> [What to work on]
Go through the material and pull out every line with the string "label" in it.

> [Provided entries]
## START

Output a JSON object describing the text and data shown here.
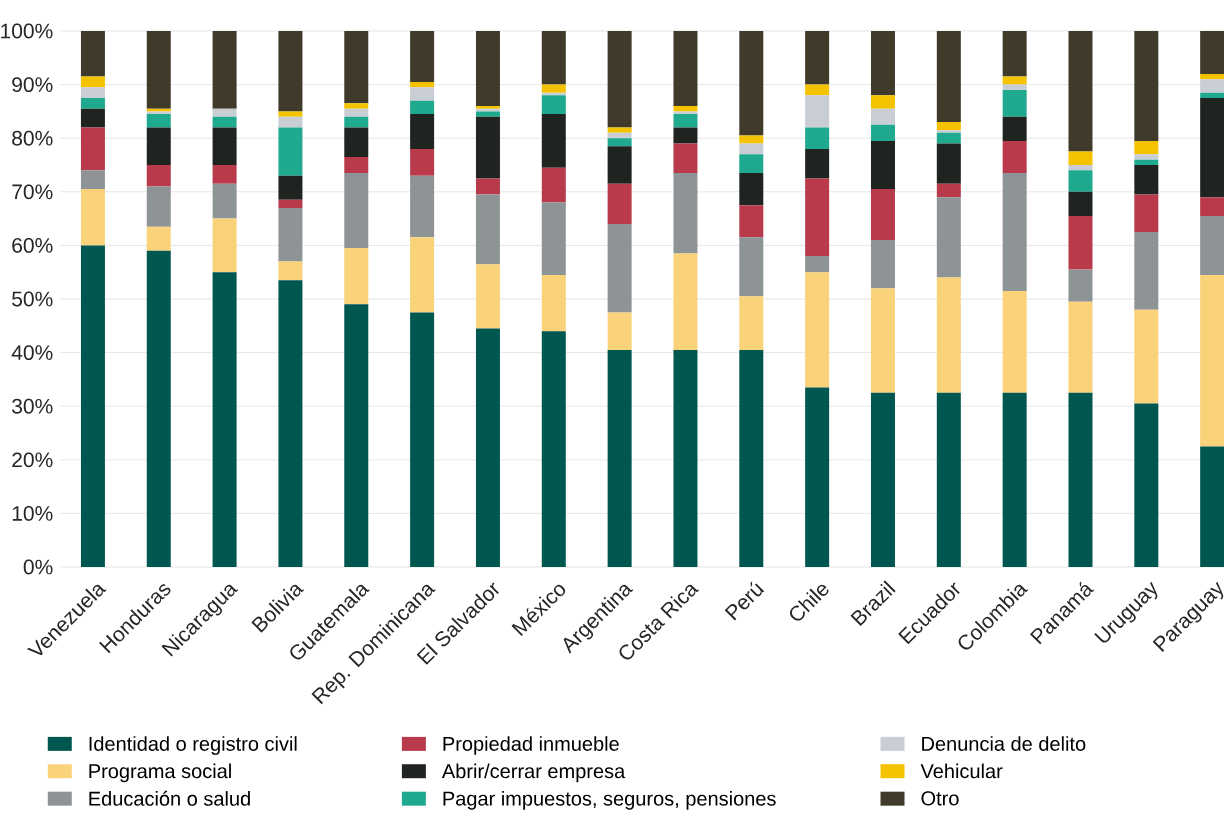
{
  "chart_data": {
    "type": "bar",
    "stacked": true,
    "categories": [
      "Venezuela",
      "Honduras",
      "Nicaragua",
      "Bolivia",
      "Guatemala",
      "Rep. Dominicana",
      "El Salvador",
      "México",
      "Argentina",
      "Costa Rica",
      "Perú",
      "Chile",
      "Brazil",
      "Ecuador",
      "Colombia",
      "Panamá",
      "Uruguay",
      "Paraguay"
    ],
    "series": [
      {
        "name": "Identidad o registro civil",
        "color": "#00574f",
        "values": [
          60,
          59,
          55,
          53.5,
          49,
          47.5,
          44.5,
          44,
          40.5,
          40.5,
          40.5,
          33.5,
          32.5,
          32.5,
          32.5,
          32.5,
          30.5,
          22.5
        ]
      },
      {
        "name": "Programa social",
        "color": "#f9d27a",
        "values": [
          10.5,
          4.5,
          10,
          3.5,
          10.5,
          14,
          12,
          10.5,
          7,
          18,
          10,
          21.5,
          19.5,
          21.5,
          19,
          17,
          17.5,
          32
        ]
      },
      {
        "name": "Educación o salud",
        "color": "#8e9396",
        "values": [
          3.5,
          7.5,
          6.5,
          10,
          14,
          11.5,
          13,
          13.5,
          16.5,
          15,
          11,
          3,
          9,
          15,
          22,
          6,
          14.5,
          11
        ]
      },
      {
        "name": "Propiedad inmueble",
        "color": "#b83a4b",
        "values": [
          8,
          4,
          3.5,
          1.5,
          3,
          5,
          3,
          6.5,
          7.5,
          5.5,
          6,
          14.5,
          9.5,
          2.5,
          6,
          10,
          7,
          3.5
        ]
      },
      {
        "name": "Abrir/cerrar empresa",
        "color": "#1f2421",
        "values": [
          3.5,
          7,
          7,
          4.5,
          5.5,
          6.5,
          11.5,
          10,
          7,
          3,
          6,
          5.5,
          9,
          7.5,
          4.5,
          4.5,
          5.5,
          18.5
        ]
      },
      {
        "name": "Pagar impuestos, seguros, pensiones",
        "color": "#1fa98e",
        "values": [
          2,
          2.5,
          2,
          9,
          2,
          2.5,
          1,
          3.5,
          1.5,
          2.5,
          3.5,
          4,
          3,
          2,
          5,
          4,
          1,
          1
        ]
      },
      {
        "name": "Denuncia de delito",
        "color": "#c9cdd4",
        "values": [
          2,
          0.5,
          1.5,
          2,
          1.5,
          2.5,
          0.5,
          0.5,
          1,
          0.5,
          2,
          6,
          3,
          0.5,
          1,
          1,
          1,
          2.5
        ]
      },
      {
        "name": "Vehicular",
        "color": "#f5c200",
        "values": [
          2,
          0.5,
          0,
          1,
          1,
          1,
          0.5,
          1.5,
          1,
          1,
          1.5,
          2,
          2.5,
          1.5,
          1.5,
          2.5,
          2.5,
          1
        ]
      },
      {
        "name": "Otro",
        "color": "#3f3a2a",
        "values": [
          8.5,
          14.5,
          14.5,
          15,
          13.5,
          9.5,
          14,
          10,
          18,
          14,
          19.5,
          10,
          12,
          17,
          8.5,
          22.5,
          20.5,
          8
        ]
      }
    ],
    "ylim": [
      0,
      100
    ],
    "yticks": [
      {
        "value": 0,
        "label": "0%"
      },
      {
        "value": 10,
        "label": "10%"
      },
      {
        "value": 20,
        "label": "20%"
      },
      {
        "value": 30,
        "label": "30%"
      },
      {
        "value": 40,
        "label": "40%"
      },
      {
        "value": 50,
        "label": "50%"
      },
      {
        "value": 60,
        "label": "60%"
      },
      {
        "value": 70,
        "label": "70%"
      },
      {
        "value": 80,
        "label": "80%"
      },
      {
        "value": 90,
        "label": "90%"
      },
      {
        "value": 100,
        "label": "100%"
      }
    ],
    "grid": "y",
    "legend": "bottom"
  }
}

## END

> [Correct result]
        "label": "0%"
        "label": "10%"
        "label": "20%"
        "label": "30%"
        "label": "40%"
        "label": "50%"
        "label": "60%"
        "label": "70%"
        "label": "80%"
        "label": "90%"
        "label": "100%"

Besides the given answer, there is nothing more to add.